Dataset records

--- --- ---

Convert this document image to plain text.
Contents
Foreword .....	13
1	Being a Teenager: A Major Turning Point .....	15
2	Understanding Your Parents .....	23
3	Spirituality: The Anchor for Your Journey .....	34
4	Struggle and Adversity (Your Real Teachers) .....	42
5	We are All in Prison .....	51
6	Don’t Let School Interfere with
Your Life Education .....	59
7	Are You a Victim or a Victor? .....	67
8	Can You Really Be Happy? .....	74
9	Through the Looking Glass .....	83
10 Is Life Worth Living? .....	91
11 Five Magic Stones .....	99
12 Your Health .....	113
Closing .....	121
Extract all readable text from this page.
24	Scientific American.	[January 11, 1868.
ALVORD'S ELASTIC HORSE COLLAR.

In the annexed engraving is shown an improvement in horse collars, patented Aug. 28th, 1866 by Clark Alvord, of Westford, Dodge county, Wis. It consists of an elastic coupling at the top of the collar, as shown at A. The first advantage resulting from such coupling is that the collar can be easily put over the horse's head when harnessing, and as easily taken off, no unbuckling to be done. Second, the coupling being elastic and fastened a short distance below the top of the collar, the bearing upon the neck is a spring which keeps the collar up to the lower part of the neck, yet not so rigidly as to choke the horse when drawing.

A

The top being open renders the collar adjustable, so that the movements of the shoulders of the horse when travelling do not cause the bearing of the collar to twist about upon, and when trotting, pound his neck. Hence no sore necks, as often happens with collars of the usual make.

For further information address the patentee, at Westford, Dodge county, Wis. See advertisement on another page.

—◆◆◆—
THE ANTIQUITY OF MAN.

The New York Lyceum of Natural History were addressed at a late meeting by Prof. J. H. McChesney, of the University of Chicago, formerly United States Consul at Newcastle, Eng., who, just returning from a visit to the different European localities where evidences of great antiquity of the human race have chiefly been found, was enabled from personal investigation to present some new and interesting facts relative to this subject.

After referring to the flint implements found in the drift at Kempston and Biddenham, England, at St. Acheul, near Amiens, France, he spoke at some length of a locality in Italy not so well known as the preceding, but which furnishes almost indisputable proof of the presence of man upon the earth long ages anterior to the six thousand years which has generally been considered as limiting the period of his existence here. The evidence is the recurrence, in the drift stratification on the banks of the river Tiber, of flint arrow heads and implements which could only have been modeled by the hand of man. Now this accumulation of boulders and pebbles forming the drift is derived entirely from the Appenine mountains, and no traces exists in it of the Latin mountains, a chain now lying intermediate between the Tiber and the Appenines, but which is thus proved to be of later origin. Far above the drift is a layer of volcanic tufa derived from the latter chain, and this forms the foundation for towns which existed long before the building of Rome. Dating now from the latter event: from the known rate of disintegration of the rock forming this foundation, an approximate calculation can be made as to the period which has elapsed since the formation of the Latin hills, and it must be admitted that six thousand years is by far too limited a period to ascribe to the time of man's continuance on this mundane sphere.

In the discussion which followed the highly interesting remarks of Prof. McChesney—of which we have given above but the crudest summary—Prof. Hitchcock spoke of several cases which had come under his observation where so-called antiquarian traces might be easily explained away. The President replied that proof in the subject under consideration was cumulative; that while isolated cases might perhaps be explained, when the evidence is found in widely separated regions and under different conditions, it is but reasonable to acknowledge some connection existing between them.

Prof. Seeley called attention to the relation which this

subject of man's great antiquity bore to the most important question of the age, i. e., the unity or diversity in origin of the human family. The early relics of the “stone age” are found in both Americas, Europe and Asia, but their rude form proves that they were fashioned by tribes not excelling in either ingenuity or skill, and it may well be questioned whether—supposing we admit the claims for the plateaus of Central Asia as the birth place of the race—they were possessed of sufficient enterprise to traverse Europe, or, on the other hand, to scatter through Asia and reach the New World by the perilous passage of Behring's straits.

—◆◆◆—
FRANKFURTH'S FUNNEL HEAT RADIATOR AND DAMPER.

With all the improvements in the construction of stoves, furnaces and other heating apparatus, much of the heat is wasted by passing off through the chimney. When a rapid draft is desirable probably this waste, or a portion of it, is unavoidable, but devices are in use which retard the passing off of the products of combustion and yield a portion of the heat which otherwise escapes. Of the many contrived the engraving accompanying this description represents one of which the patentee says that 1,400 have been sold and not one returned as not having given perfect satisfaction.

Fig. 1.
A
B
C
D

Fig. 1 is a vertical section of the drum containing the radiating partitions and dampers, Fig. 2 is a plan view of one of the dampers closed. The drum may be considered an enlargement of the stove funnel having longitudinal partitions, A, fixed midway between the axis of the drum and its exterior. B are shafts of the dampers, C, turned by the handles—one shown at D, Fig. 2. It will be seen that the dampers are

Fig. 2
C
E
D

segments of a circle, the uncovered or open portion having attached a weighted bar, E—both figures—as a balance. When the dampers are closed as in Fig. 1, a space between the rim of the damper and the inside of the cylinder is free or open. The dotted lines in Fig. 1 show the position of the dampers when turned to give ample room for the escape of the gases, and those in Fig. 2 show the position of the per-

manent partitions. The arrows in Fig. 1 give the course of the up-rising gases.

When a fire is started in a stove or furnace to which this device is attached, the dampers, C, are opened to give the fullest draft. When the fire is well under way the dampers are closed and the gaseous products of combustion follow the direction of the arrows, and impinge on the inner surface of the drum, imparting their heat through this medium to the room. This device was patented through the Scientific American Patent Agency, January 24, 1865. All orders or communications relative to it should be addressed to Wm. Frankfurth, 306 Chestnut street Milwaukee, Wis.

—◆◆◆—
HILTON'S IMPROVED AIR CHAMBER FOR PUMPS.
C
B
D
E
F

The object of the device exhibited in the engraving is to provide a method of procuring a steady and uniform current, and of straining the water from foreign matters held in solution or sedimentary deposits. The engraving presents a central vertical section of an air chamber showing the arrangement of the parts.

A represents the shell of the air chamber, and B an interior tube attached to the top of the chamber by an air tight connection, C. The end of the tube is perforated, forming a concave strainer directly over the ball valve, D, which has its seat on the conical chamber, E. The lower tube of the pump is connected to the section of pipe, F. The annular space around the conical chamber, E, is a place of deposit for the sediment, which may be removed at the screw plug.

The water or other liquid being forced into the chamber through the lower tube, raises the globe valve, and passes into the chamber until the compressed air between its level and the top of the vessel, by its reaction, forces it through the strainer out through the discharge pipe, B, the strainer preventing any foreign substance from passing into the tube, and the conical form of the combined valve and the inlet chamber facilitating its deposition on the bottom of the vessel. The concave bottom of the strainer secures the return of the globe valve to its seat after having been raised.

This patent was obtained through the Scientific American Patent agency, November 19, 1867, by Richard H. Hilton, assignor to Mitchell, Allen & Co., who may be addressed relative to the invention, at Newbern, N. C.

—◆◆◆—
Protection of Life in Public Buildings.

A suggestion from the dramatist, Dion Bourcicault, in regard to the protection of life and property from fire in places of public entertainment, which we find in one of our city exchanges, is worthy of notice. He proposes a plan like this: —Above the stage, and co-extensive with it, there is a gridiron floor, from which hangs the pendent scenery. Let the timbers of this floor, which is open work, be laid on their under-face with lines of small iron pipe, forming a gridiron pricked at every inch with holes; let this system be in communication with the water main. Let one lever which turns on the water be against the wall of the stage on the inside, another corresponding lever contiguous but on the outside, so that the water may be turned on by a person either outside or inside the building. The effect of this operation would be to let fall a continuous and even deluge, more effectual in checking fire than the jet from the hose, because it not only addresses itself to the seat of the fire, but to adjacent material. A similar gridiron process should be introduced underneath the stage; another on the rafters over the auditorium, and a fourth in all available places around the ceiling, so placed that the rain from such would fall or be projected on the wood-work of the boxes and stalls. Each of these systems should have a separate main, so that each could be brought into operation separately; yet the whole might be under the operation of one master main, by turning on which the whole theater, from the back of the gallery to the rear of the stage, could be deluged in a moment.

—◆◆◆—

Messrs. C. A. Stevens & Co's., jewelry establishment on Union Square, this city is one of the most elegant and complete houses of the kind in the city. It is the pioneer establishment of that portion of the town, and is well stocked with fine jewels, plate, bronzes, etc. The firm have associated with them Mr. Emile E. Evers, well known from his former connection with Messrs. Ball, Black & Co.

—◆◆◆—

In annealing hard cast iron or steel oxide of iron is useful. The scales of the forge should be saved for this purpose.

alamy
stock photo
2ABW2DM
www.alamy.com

--- --- ---

Directions:
All lines in the data that contain the word "January" should be copied.

Response for this exercise:
24	Scientific American.	[January 11, 1868.
When a fire is started in a stove or furnace to which this device is attached, the dampers, C, are opened to give the fullest draft. When the fire is well under way the dampers are closed and the gaseous products of combustion follow the direction of the arrows, and impinge on the inner surface of the drum, imparting their heat through this medium to the room. This device was patented through the Scientific American Patent Agency, January 24, 1865. All orders or communications relative to it should be addressed to Wm. Frankfurth, 306 Chestnut street Milwaukee, Wis.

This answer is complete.